# TASK TO COMPLETE
Write out every entry word for word.

:: PROVIDED RECORDS

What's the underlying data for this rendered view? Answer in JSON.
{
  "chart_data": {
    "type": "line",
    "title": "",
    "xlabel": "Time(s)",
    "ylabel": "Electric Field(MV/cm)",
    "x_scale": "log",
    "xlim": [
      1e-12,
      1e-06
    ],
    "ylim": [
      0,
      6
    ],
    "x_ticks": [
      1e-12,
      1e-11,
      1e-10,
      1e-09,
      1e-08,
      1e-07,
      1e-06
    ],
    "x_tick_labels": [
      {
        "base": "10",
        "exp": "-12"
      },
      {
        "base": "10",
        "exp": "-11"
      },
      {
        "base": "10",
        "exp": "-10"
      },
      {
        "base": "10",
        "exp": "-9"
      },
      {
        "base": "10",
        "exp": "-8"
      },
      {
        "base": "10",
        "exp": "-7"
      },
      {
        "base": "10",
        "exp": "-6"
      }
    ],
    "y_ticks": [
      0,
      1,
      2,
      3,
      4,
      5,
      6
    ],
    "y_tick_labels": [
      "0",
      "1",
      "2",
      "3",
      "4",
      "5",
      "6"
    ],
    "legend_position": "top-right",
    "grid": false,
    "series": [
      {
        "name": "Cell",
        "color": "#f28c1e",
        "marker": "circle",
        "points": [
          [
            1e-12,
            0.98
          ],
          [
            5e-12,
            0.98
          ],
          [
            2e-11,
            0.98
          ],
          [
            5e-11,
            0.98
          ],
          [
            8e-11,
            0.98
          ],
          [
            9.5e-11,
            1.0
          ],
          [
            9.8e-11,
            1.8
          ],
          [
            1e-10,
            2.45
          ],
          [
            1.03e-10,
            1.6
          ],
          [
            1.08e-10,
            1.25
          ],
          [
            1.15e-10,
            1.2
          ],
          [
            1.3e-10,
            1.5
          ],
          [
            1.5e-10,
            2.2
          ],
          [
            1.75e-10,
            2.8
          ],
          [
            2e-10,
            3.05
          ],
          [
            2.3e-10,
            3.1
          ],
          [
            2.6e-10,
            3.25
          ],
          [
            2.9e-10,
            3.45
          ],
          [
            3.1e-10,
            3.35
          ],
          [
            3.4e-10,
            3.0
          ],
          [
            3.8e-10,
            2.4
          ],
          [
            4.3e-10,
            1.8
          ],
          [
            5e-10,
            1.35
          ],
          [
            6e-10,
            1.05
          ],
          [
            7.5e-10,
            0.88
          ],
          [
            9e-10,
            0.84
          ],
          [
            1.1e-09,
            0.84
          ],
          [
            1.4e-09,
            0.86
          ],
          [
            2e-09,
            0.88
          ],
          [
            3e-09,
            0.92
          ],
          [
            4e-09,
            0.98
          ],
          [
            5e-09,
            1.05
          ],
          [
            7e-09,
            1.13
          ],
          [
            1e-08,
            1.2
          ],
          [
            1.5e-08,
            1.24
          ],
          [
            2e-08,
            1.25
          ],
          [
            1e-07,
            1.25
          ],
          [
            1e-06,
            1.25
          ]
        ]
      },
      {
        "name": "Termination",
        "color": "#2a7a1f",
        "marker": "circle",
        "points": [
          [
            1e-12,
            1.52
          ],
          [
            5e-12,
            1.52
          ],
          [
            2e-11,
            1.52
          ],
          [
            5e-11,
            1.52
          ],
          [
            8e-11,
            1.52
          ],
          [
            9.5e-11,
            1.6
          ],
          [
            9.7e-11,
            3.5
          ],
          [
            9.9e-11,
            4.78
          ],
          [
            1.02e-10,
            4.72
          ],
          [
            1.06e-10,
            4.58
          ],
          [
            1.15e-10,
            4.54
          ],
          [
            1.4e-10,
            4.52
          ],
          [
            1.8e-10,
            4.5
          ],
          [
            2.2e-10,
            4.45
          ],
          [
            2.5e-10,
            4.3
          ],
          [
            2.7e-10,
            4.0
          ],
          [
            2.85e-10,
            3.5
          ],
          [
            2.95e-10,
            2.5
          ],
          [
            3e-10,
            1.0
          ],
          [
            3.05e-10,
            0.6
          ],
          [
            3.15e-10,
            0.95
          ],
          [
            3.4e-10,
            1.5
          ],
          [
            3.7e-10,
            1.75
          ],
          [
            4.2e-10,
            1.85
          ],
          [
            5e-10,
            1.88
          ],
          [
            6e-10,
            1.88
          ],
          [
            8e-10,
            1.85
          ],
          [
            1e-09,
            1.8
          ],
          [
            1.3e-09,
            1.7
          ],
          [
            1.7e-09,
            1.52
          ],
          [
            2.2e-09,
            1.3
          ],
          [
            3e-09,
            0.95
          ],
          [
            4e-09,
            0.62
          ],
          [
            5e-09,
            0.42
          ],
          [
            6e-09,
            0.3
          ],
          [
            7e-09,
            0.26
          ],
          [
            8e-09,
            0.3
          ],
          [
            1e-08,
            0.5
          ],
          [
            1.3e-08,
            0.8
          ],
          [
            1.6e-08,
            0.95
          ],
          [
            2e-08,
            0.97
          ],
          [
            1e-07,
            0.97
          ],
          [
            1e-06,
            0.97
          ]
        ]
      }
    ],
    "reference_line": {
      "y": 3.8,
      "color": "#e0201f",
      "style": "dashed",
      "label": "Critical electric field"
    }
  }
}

::::

# RESPONSE TO THE TASK
What's the underlying data for this rendered view? Answer in JSON.
{
  "chart_data": {
    "type": "line",
    "title": "",
    "xlabel": "Time(s)",
    "ylabel": "Electric Field(MV/cm)",
    "x_scale": "log",
    "xlim": [
      1e-12,
      1e-06
    ],
    "ylim": [
      0,
      6
    ],
    "x_ticks": [
      1e-12,
      1e-11,
      1e-10,
      1e-09,
      1e-08,
      1e-07,
      1e-06
    ],
    "x_tick_labels": [
      {
        "base": "10",
        "exp": "-12"
      },
      {
        "base": "10",
        "exp": "-11"
      },
      {
        "base": "10",
        "exp": "-10"
      },
      {
        "base": "10",
        "exp": "-9"
      },
      {
        "base": "10",
        "exp": "-8"
      },
      {
        "base": "10",
        "exp": "-7"
      },
      {
        "base": "10",
        "exp": "-6"
      }
    ],
    "y_ticks": [
      0,
      1,
      2,
      3,
      4,
      5,
      6
    ],
    "y_tick_labels": [
      "0",
      "1",
      "2",
      "3",
      "4",
      "5",
      "6"
    ],
    "legend_position": "top-right",
    "grid": false,
    "series": [
      {
        "name": "Cell",
        "color": "#f28c1e",
        "marker": "circle",
        "points": [
          [
            1e-12,
            0.98
          ],
          [
            5e-12,
            0.98
          ],
          [
            2e-11,
            0.98
          ],
          [
            5e-11,
            0.98
          ],
          [
            8e-11,
            0.98
          ],
          [
            9.5e-11,
            1.0
          ],
          [
            9.8e-11,
            1.8
          ],
          [
            1e-10,
            2.45
          ],
          [
            1.03e-10,
            1.6
          ],
          [
            1.08e-10,
            1.25
          ],
          [
            1.15e-10,
            1.2
          ],
          [
            1.3e-10,
            1.5
          ],
          [
            1.5e-10,
            2.2
          ],
          [
            1.75e-10,
            2.8
          ],
          [
            2e-10,
            3.05
          ],
          [
            2.3e-10,
            3.1
          ],
          [
            2.6e-10,
            3.25
          ],
          [
            2.9e-10,
            3.45
          ],
          [
            3.1e-10,
            3.35
          ],
          [
            3.4e-10,
            3.0
          ],
          [
            3.8e-10,
            2.4
          ],
          [
            4.3e-10,
            1.8
          ],
          [
            5e-10,
            1.35
          ],
          [
            6e-10,
            1.05
          ],
          [
            7.5e-10,
            0.88
          ],
          [
            9e-10,
            0.84
          ],
          [
            1.1e-09,
            0.84
          ],
          [
            1.4e-09,
            0.86
          ],
          [
            2e-09,
            0.88
          ],
          [
            3e-09,
            0.92
          ],
          [
            4e-09,
            0.98
          ],
          [
            5e-09,
            1.05
          ],
          [
            7e-09,
            1.13
          ],
          [
            1e-08,
            1.2
          ],
          [
            1.5e-08,
            1.24
          ],
          [
            2e-08,
            1.25
          ],
          [
            1e-07,
            1.25
          ],
          [
            1e-06,
            1.25
          ]
        ]
      },
      {
        "name": "Termination",
        "color": "#2a7a1f",
        "marker": "circle",
        "points": [
          [
            1e-12,
            1.52
          ],
          [
            5e-12,
            1.52
          ],
          [
            2e-11,
            1.52
          ],
          [
            5e-11,
            1.52
          ],
          [
            8e-11,
            1.52
          ],
          [
            9.5e-11,
            1.6
          ],
          [
            9.7e-11,
            3.5
          ],
          [
            9.9e-11,
            4.78
          ],
          [
            1.02e-10,
            4.72
          ],
          [
            1.06e-10,
            4.58
          ],
          [
            1.15e-10,
            4.54
          ],
          [
            1.4e-10,
            4.52
          ],
          [
            1.8e-10,
            4.5
          ],
          [
            2.2e-10,
            4.45
          ],
          [
            2.5e-10,
            4.3
          ],
          [
            2.7e-10,
            4.0
          ],
          [
            2.85e-10,
            3.5
          ],
          [
            2.95e-10,
            2.5
          ],
          [
            3e-10,
            1.0
          ],
          [
            3.05e-10,
            0.6
          ],
          [
            3.15e-10,
            0.95
          ],
          [
            3.4e-10,
            1.5
          ],
          [
            3.7e-10,
            1.75
          ],
          [
            4.2e-10,
            1.85
          ],
          [
            5e-10,
            1.88
          ],
          [
            6e-10,
            1.88
          ],
          [
            8e-10,
            1.85
          ],
          [
            1e-09,
            1.8
          ],
          [
            1.3e-09,
            1.7
          ],
          [
            1.7e-09,
            1.52
          ],
          [
            2.2e-09,
            1.3
          ],
          [
            3e-09,
            0.95
          ],
          [
            4e-09,
            0.62
          ],
          [
            5e-09,
            0.42
          ],
          [
            6e-09,
            0.3
          ],
          [
            7e-09,
            0.26
          ],
          [
            8e-09,
            0.3
          ],
          [
            1e-08,
            0.5
          ],
          [
            1.3e-08,
            0.8
          ],
          [
            1.6e-08,
            0.95
          ],
          [
            2e-08,
            0.97
          ],
          [
            1e-07,
            0.97
          ],
          [
            1e-06,
            0.97
          ]
        ]
      }
    ],
    "reference_line": {
      "y": 3.8,
      "color": "#e0201f",
      "style": "dashed",
      "label": "Critical electric field"
    }
  }
}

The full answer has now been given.